● **Task instructions**: Scan the data for "tickcount" and copy the lines it appears in.

........

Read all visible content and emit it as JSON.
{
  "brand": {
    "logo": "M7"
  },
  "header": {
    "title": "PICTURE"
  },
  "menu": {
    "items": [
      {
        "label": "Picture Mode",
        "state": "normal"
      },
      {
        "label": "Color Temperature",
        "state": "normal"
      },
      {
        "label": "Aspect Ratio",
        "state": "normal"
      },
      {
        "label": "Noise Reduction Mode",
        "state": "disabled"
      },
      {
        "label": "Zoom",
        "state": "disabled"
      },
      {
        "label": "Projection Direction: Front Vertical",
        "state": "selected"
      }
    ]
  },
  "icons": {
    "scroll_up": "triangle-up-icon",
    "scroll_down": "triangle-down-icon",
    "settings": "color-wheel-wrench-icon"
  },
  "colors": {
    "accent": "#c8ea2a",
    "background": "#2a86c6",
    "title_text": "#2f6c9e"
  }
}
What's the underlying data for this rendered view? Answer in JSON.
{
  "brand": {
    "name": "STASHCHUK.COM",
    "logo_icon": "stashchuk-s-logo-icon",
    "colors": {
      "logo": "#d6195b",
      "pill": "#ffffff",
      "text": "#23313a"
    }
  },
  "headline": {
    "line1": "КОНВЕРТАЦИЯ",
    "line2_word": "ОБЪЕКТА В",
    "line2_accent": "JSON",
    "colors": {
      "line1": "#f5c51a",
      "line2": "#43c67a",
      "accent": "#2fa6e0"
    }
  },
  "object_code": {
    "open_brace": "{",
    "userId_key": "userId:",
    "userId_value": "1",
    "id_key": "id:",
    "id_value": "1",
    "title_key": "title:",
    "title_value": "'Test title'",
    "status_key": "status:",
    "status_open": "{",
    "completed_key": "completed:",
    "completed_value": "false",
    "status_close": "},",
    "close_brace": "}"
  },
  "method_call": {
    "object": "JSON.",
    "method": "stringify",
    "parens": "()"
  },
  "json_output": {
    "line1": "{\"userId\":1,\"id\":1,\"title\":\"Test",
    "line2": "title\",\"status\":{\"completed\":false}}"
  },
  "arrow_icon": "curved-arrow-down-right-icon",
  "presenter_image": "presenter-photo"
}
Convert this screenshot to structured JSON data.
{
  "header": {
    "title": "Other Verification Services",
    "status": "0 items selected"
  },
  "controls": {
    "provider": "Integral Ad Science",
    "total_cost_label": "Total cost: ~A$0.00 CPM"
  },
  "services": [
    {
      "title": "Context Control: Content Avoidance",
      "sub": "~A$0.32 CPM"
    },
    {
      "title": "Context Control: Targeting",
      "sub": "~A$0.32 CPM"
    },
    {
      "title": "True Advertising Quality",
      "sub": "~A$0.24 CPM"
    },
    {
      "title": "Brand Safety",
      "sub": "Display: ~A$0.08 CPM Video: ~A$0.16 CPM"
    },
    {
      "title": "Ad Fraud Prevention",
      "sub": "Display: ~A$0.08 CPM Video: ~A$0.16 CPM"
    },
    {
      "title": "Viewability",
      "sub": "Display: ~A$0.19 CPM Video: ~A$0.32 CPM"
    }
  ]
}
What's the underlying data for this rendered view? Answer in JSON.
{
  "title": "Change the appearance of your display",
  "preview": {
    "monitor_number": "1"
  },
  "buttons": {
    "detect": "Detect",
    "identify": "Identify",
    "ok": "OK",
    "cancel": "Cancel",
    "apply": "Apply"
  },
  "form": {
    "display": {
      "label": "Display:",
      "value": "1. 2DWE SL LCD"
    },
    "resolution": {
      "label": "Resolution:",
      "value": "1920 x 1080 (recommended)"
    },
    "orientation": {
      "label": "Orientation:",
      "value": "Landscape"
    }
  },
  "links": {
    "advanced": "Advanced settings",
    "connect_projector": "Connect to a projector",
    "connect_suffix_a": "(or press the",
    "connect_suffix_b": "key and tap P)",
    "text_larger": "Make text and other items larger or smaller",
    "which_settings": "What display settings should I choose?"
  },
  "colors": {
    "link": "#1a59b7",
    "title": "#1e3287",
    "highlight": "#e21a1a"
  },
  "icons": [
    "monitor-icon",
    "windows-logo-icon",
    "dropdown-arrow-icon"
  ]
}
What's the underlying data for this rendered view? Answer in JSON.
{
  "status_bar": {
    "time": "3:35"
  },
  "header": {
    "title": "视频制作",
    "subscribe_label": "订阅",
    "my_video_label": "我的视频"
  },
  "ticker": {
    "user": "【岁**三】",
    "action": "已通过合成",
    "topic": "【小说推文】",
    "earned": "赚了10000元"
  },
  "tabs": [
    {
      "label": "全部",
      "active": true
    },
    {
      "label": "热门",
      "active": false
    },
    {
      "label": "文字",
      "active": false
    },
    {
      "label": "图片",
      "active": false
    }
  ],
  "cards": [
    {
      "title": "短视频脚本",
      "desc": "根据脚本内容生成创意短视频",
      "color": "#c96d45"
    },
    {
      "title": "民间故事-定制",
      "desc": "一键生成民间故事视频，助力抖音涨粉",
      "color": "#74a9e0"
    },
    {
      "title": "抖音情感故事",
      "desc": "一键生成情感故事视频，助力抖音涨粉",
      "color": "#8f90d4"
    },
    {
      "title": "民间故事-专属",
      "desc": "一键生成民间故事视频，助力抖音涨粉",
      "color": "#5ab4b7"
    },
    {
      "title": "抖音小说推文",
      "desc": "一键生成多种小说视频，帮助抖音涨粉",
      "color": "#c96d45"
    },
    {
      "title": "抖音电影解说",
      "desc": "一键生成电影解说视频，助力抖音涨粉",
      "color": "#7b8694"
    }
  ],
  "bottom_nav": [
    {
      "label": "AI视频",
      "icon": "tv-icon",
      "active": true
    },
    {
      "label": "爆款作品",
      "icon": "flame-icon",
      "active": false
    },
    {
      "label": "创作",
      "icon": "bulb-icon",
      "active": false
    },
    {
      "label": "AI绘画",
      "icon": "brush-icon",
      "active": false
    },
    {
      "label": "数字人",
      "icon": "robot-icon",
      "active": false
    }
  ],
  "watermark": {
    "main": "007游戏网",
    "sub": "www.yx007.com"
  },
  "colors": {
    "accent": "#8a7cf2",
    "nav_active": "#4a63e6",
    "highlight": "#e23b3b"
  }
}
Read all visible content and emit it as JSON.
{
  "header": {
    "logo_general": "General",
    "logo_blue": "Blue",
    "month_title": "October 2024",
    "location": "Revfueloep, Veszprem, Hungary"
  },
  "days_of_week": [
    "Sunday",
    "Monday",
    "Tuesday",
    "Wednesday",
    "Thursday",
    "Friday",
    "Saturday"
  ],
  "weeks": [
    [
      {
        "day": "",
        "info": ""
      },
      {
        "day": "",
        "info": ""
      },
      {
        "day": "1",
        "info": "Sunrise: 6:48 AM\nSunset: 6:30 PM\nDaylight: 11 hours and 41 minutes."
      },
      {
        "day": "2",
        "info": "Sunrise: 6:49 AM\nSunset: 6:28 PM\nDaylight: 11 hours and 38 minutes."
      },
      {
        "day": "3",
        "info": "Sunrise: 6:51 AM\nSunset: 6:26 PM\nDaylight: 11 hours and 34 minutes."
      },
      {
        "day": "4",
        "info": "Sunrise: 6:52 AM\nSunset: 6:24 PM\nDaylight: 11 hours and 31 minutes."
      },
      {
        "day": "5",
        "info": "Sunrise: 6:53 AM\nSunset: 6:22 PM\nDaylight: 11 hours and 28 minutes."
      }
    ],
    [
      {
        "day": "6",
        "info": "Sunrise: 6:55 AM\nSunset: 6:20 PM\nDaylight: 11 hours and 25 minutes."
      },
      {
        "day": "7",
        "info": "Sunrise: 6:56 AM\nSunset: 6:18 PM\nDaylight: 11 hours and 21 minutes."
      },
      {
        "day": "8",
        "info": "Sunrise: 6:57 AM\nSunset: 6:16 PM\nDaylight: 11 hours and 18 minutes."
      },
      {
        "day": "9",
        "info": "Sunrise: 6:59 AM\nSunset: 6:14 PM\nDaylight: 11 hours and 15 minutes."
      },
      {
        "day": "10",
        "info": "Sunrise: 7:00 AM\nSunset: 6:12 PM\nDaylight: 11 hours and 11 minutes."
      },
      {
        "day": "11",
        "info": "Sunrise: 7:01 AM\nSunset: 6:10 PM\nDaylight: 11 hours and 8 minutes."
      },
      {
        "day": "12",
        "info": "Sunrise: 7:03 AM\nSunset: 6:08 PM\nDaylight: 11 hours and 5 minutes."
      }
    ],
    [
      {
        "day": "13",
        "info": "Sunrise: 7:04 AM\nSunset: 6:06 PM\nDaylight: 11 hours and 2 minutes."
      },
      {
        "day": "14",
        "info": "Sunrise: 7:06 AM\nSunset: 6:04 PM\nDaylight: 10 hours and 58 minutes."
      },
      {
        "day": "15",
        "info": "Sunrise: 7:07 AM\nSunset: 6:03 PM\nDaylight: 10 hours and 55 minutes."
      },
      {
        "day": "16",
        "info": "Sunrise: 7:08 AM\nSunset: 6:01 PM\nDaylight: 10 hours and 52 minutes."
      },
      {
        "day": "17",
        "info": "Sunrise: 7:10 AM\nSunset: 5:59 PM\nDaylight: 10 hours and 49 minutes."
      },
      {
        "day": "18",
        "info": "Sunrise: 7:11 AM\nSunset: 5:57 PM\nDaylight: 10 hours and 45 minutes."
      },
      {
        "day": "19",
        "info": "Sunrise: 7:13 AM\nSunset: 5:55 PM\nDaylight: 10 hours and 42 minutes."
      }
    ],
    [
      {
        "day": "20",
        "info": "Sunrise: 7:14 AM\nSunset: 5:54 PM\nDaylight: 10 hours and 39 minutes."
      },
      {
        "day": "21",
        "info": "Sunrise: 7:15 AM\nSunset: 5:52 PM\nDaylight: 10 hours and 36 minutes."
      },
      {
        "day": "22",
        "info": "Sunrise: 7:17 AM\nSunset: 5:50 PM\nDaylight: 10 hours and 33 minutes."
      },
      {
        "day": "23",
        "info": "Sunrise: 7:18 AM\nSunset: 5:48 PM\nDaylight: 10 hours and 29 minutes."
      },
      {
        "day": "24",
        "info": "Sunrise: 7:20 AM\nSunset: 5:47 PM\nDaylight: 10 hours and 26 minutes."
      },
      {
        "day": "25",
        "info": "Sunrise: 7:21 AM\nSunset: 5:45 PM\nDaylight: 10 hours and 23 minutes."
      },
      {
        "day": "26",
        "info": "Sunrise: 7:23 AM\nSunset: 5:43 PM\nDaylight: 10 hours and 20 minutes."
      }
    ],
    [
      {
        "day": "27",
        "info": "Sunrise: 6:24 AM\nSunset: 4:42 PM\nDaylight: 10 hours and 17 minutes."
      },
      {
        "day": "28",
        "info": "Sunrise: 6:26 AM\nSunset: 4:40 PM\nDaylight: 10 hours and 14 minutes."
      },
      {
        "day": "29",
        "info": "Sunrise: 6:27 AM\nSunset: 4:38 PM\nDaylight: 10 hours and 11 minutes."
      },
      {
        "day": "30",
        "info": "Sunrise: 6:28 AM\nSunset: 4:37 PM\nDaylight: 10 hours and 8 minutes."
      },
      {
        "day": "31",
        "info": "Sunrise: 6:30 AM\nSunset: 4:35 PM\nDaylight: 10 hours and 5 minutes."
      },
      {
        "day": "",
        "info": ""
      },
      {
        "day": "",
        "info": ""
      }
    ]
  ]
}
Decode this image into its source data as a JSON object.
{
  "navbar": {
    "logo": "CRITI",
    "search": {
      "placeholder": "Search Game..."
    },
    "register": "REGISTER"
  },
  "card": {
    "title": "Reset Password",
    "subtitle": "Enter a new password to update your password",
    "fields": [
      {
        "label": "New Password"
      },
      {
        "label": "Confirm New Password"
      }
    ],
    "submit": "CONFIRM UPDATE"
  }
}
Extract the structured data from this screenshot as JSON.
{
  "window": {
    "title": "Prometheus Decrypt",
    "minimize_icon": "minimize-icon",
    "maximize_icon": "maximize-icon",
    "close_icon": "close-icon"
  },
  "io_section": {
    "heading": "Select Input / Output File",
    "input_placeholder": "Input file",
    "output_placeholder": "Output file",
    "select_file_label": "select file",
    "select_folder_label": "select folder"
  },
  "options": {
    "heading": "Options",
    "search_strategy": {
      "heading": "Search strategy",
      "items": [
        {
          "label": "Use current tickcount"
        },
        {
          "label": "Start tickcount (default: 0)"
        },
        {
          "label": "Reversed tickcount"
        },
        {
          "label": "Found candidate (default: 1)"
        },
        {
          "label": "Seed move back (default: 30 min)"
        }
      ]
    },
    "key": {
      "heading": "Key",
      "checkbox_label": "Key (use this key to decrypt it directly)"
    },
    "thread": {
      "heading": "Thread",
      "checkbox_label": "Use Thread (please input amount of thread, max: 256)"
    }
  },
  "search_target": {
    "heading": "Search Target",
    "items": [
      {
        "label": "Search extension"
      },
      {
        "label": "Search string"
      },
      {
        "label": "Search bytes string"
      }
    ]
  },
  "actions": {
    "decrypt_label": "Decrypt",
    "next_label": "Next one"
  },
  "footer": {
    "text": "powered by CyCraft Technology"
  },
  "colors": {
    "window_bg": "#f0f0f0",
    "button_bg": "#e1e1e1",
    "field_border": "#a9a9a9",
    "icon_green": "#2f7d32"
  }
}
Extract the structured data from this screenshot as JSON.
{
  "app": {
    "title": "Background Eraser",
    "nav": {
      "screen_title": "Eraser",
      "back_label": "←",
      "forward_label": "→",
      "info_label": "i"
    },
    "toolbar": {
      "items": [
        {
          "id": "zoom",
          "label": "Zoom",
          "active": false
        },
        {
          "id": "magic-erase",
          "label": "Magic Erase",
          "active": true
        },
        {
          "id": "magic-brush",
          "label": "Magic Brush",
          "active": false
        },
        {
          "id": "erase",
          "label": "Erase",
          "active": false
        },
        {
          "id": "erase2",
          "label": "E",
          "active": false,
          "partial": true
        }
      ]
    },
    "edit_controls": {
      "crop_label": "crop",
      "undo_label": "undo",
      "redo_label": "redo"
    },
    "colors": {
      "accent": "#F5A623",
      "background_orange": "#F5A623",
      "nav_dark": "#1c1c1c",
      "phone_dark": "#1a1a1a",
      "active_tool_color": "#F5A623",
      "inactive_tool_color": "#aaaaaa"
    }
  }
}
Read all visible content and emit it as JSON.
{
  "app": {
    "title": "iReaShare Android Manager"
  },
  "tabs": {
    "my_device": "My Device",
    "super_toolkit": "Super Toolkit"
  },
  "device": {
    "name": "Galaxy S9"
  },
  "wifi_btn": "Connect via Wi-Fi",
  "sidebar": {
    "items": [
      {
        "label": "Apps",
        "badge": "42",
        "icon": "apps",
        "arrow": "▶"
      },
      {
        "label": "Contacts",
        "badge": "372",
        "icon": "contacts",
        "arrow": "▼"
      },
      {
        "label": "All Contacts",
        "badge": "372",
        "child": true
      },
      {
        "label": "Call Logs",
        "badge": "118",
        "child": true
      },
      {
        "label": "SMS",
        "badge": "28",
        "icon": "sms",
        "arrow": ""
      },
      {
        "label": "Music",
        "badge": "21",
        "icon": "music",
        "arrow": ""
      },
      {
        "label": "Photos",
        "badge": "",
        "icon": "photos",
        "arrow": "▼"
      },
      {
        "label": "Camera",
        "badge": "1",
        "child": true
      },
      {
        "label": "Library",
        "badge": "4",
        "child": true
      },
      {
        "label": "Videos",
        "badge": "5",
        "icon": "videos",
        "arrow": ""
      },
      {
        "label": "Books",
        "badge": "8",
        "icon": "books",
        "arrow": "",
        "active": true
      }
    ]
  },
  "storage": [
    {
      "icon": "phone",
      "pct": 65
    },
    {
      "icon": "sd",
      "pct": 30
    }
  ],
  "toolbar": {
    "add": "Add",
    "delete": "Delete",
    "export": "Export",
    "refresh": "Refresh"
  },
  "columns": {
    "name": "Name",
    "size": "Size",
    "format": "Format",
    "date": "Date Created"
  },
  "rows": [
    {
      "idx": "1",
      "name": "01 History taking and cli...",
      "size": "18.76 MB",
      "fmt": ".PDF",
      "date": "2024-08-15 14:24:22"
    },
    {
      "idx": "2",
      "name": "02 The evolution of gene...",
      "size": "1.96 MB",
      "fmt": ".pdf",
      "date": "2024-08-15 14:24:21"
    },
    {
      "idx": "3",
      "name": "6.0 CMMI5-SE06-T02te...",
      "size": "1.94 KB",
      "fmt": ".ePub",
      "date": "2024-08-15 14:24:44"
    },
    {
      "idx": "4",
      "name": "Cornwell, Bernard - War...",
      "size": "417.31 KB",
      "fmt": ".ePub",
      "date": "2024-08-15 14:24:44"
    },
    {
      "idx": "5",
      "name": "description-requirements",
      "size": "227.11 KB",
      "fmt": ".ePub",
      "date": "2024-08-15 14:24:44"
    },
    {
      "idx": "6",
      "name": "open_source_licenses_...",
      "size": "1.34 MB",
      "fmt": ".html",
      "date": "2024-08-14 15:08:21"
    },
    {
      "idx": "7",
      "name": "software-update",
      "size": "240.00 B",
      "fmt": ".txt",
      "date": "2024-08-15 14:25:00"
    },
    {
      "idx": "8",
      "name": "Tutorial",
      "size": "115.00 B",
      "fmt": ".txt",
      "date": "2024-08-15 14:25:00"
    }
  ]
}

........

● **Response**:
          "label": "Use current tickcount"
          "label": "Start tickcount (default: 0)"
          "label": "Reversed tickcount"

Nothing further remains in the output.